Stored items
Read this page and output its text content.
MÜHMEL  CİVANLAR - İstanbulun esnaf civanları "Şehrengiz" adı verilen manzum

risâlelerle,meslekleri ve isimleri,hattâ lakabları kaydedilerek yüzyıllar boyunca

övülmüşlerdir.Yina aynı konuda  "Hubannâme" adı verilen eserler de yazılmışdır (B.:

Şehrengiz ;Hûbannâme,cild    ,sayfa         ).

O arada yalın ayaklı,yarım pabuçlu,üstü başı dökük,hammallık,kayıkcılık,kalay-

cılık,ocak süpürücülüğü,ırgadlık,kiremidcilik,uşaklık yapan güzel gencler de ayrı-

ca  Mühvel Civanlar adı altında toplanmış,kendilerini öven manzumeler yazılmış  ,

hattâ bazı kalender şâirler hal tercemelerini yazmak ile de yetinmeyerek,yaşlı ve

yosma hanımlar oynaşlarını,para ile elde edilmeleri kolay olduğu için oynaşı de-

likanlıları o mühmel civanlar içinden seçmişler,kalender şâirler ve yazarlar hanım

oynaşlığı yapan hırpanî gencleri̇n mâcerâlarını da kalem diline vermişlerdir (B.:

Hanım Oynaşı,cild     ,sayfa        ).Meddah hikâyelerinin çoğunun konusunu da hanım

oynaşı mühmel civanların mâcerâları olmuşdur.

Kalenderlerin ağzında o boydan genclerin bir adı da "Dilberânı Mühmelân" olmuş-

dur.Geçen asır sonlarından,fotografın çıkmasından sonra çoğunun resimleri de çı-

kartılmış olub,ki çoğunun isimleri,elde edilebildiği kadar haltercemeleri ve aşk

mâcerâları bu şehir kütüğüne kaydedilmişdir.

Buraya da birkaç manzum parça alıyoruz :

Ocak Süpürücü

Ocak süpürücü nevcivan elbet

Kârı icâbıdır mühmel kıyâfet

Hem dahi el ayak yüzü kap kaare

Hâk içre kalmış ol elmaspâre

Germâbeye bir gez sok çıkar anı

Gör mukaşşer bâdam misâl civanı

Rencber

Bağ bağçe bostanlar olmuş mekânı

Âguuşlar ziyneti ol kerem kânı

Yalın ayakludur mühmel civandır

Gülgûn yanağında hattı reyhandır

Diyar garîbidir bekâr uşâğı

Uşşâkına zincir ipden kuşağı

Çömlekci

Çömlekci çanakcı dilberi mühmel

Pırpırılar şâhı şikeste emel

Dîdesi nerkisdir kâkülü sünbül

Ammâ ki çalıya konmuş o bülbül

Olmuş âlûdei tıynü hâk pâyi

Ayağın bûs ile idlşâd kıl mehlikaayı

**EXERCISE GOAL**
Return all of the data precisely as it appears.

**FINISHED ANSWER**
Read this page and output its text content.
MÜHMEL  CİVANLAR - İstanbulun esnaf civanları "Şehrengiz" adı verilen manzum

risâlelerle,meslekleri ve isimleri,hattâ lakabları kaydedilerek yüzyıllar boyunca

övülmüşlerdir.Yina aynı konuda  "Hubannâme" adı verilen eserler de yazılmışdır (B.:

Şehrengiz ;Hûbannâme,cild    ,sayfa         ).

O arada yalın ayaklı,yarım pabuçlu,üstü başı dökük,hammallık,kayıkcılık,kalay-

cılık,ocak süpürücülüğü,ırgadlık,kiremidcilik,uşaklık yapan güzel gencler de ayrı-

ca  Mühvel Civanlar adı altında toplanmış,kendilerini öven manzumeler yazılmış  ,

hattâ bazı kalender şâirler hal tercemelerini yazmak ile de yetinmeyerek,yaşlı ve

yosma hanımlar oynaşlarını,para ile elde edilmeleri kolay olduğu için oynaşı de-

likanlıları o mühmel civanlar içinden seçmişler,kalender şâirler ve yazarlar hanım

oynaşlığı yapan hırpanî gencleri̇n mâcerâlarını da kalem diline vermişlerdir (B.:

Hanım Oynaşı,cild     ,sayfa        ).Meddah hikâyelerinin çoğunun konusunu da hanım

oynaşı mühmel civanların mâcerâları olmuşdur.

Kalenderlerin ağzında o boydan genclerin bir adı da "Dilberânı Mühmelân" olmuş-

dur.Geçen asır sonlarından,fotografın çıkmasından sonra çoğunun resimleri de çı-

kartılmış olub,ki çoğunun isimleri,elde edilebildiği kadar haltercemeleri ve aşk

mâcerâları bu şehir kütüğüne kaydedilmişdir.

Buraya da birkaç manzum parça alıyoruz :

Ocak Süpürücü

Ocak süpürücü nevcivan elbet

Kârı icâbıdır mühmel kıyâfet

Hem dahi el ayak yüzü kap kaare

Hâk içre kalmış ol elmaspâre

Germâbeye bir gez sok çıkar anı

Gör mukaşşer bâdam misâl civanı

Rencber

Bağ bağçe bostanlar olmuş mekânı

Âguuşlar ziyneti ol kerem kânı

Yalın ayakludur mühmel civandır

Gülgûn yanağında hattı reyhandır

Diyar garîbidir bekâr uşâğı

Uşşâkına zincir ipden kuşağı

Çömlekci

Çömlekci çanakcı dilberi mühmel

Pırpırılar şâhı şikeste emel

Dîdesi nerkisdir kâkülü sünbül

Ammâ ki çalıya konmuş o bülbül

Olmuş âlûdei tıynü hâk pâyi

Ayağın bûs ile idlşâd kıl mehlikaayı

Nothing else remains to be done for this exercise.